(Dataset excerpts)
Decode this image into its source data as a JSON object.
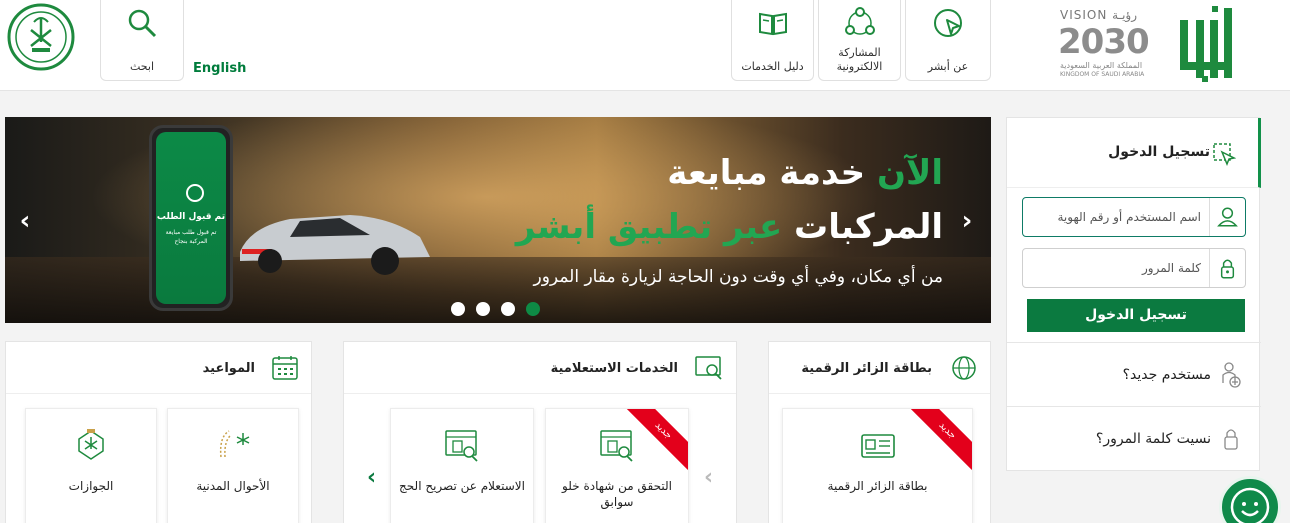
{
  "header": {
    "nav": [
      {
        "label": "عن أبشر",
        "icon": "cursor-circle-icon"
      },
      {
        "label": "المشاركة الالكترونية",
        "icon": "network-icon"
      },
      {
        "label": "دليل الخدمات",
        "icon": "book-icon"
      }
    ],
    "search_label": "ابحث",
    "language_label": "English",
    "vision": {
      "top": "VISION رؤيـة",
      "num": "2030",
      "ar": "المملكة العربية السعودية",
      "en": "KINGDOM OF SAUDI ARABIA"
    }
  },
  "banner": {
    "title_line1_green": "الآن",
    "title_line1_white": "خدمة مبايعة",
    "title_line2_white": "المركبات",
    "title_line2_green": "عبر تطبيق أبشر",
    "subtitle": "من أي مكان، وفي أي وقت دون الحاجة لزيارة مقار المرور",
    "phone_title": "تم قبول الطلب",
    "phone_text": "تم قبول طلب مبايعة المركبة بنجاح",
    "active_slide": 1,
    "slides": 4
  },
  "login": {
    "title": "تسجيل الدخول",
    "username_placeholder": "اسم المستخدم أو رقم الهوية",
    "password_placeholder": "كلمة المرور",
    "submit": "تسجيل الدخول",
    "new_user": "مستخدم جديد؟",
    "forgot": "نسيت كلمة المرور؟"
  },
  "cards": {
    "visitor": {
      "title": "بطاقة الزائر الرقمية",
      "tiles": [
        {
          "label": "بطاقة الزائر الرقمية",
          "badge": "جديد"
        }
      ]
    },
    "inquiry": {
      "title": "الخدمات الاستعلامية",
      "tiles": [
        {
          "label": "التحقق من شهادة خلو سوابق",
          "badge": "جديد"
        },
        {
          "label": "الاستعلام عن تصريح الحج",
          "badge": ""
        }
      ]
    },
    "appointments": {
      "title": "المواعيد",
      "tiles": [
        {
          "label": "الأحوال المدنية",
          "logo_text": "الأحوال المدنية"
        },
        {
          "label": "الجوازات"
        }
      ]
    }
  },
  "colors": {
    "brand": "#0b7a40",
    "accent": "#22a652",
    "badge": "#e3001b"
  }
}
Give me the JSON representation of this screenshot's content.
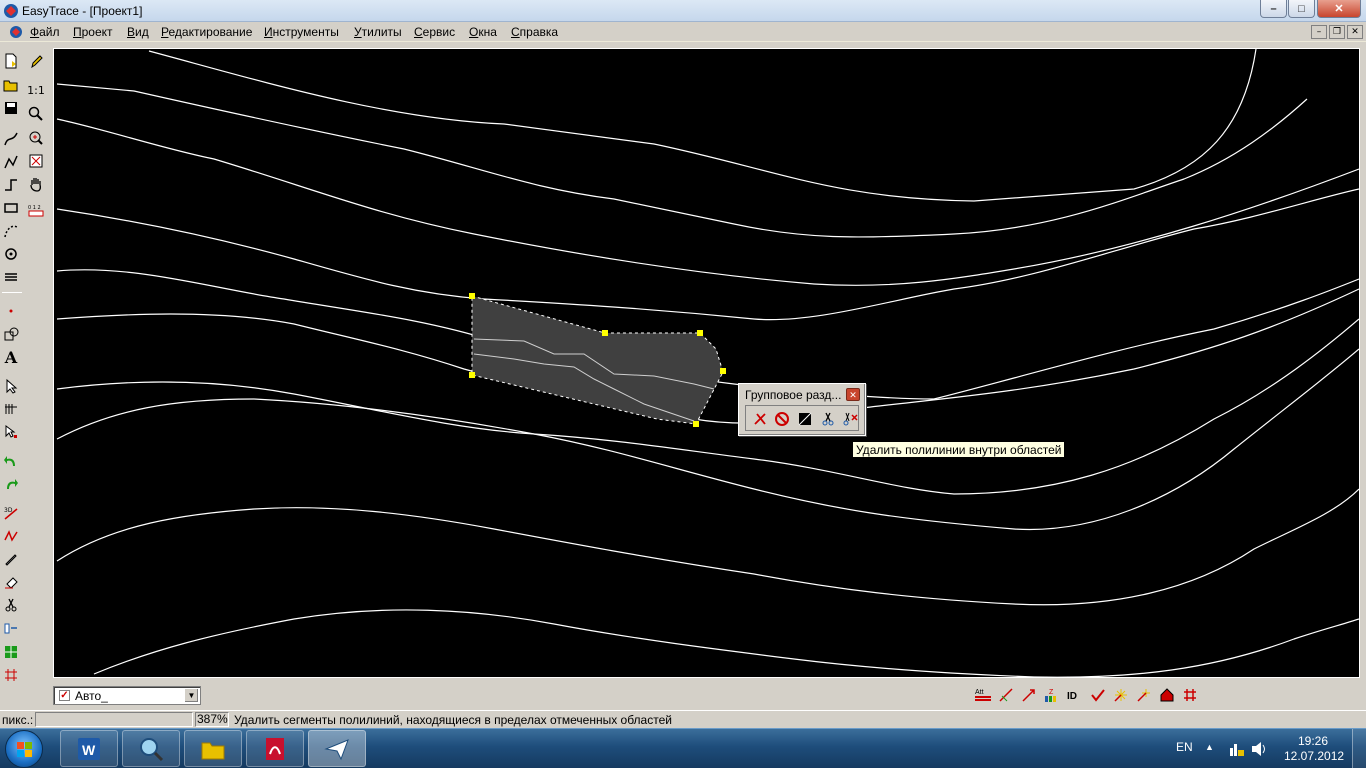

Direction | Track down every line holding the string "المدنية" and copy it.

Exercise output |
          "label": "الأحوال المدنية",
          "logo_text": "الأحوال المدنية"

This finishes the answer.